WRITTEN PROBLEM ▸ Copy the records word for word, from the first line through the line that contains "- data-point-entiat-river-1984: [252, 392, 265, 405]", including both of those lines.

(Element placement data)
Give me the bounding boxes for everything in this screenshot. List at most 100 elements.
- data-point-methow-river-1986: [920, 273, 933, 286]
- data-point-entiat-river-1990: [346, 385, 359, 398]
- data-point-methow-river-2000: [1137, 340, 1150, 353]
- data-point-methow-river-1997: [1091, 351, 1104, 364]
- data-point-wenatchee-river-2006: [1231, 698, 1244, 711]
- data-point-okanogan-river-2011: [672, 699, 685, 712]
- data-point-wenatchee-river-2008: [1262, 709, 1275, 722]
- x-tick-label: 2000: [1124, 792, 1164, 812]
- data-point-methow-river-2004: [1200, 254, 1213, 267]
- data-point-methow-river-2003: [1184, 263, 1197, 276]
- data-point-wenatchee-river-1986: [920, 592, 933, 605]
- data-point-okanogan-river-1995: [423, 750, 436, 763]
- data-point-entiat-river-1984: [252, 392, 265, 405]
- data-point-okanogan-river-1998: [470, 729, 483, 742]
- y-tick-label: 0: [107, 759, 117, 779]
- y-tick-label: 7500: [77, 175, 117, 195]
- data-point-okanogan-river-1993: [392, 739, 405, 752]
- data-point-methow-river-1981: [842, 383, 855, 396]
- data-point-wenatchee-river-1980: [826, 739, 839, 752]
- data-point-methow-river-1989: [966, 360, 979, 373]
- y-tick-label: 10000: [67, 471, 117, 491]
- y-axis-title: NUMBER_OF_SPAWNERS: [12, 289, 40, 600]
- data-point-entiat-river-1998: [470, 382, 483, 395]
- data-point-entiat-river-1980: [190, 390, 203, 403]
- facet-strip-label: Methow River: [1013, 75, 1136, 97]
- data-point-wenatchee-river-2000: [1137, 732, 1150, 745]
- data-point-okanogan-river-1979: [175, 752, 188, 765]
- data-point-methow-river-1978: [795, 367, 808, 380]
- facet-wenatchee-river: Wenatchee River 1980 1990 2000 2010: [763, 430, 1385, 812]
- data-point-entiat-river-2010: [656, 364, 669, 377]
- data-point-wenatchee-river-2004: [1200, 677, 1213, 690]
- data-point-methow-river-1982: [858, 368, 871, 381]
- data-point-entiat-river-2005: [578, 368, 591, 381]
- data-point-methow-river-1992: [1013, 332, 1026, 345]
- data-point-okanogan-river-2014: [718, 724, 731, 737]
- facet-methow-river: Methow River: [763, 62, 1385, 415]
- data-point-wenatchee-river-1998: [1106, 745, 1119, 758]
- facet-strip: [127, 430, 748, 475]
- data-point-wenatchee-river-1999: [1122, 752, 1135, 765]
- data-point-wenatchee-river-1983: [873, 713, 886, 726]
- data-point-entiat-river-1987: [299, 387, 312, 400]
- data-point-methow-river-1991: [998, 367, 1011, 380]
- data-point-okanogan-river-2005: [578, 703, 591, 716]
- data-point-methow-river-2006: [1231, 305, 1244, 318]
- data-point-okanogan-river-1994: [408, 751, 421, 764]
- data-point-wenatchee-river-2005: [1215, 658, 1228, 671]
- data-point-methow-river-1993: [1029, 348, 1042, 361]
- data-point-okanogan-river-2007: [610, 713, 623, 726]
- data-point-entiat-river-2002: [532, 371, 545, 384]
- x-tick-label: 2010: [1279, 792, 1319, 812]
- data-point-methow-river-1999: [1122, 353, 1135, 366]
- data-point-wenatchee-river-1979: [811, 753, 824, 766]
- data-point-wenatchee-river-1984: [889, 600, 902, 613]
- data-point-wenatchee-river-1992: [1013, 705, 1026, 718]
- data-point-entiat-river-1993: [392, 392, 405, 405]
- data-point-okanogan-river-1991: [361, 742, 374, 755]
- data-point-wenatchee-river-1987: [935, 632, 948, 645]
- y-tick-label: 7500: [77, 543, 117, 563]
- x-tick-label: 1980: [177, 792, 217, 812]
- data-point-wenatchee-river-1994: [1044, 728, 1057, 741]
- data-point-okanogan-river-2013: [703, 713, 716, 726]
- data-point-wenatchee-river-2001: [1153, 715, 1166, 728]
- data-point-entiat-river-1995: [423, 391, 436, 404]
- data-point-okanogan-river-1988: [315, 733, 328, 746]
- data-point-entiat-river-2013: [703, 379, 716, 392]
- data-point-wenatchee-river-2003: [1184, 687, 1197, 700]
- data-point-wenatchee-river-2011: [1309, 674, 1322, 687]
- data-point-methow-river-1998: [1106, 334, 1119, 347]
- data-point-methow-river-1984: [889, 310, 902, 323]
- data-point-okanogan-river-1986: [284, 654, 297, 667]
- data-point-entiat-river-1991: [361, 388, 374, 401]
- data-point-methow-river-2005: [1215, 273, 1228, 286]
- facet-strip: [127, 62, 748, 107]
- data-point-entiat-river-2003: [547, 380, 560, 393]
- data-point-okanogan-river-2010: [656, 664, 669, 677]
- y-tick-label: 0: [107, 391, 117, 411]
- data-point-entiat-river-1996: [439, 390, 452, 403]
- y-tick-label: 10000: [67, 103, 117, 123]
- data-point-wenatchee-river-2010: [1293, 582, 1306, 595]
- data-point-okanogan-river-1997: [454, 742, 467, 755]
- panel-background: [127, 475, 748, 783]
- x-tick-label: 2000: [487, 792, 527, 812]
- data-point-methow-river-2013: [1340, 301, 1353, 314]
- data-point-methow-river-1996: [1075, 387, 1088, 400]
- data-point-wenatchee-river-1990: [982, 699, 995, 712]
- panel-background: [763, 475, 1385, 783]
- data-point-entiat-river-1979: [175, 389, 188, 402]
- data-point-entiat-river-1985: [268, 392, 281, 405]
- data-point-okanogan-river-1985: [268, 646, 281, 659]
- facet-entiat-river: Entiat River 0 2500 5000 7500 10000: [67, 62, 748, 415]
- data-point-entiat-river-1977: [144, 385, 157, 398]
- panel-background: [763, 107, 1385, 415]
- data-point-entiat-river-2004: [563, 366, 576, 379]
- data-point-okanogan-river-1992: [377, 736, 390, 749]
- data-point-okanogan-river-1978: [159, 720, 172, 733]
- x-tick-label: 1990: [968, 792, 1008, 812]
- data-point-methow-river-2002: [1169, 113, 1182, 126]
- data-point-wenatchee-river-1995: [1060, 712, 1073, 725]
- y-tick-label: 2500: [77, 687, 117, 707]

WRITTEN RESPONSE ▸
Give me the bounding boxes for everything in this screenshot. List at most 100 elements.
- data-point-methow-river-1986: [920, 273, 933, 286]
- data-point-entiat-river-1990: [346, 385, 359, 398]
- data-point-methow-river-2000: [1137, 340, 1150, 353]
- data-point-methow-river-1997: [1091, 351, 1104, 364]
- data-point-wenatchee-river-2006: [1231, 698, 1244, 711]
- data-point-okanogan-river-2011: [672, 699, 685, 712]
- data-point-wenatchee-river-2008: [1262, 709, 1275, 722]
- x-tick-label: 2000: [1124, 792, 1164, 812]
- data-point-methow-river-2004: [1200, 254, 1213, 267]
- data-point-methow-river-2003: [1184, 263, 1197, 276]
- data-point-wenatchee-river-1986: [920, 592, 933, 605]
- data-point-okanogan-river-1995: [423, 750, 436, 763]
- data-point-entiat-river-1984: [252, 392, 265, 405]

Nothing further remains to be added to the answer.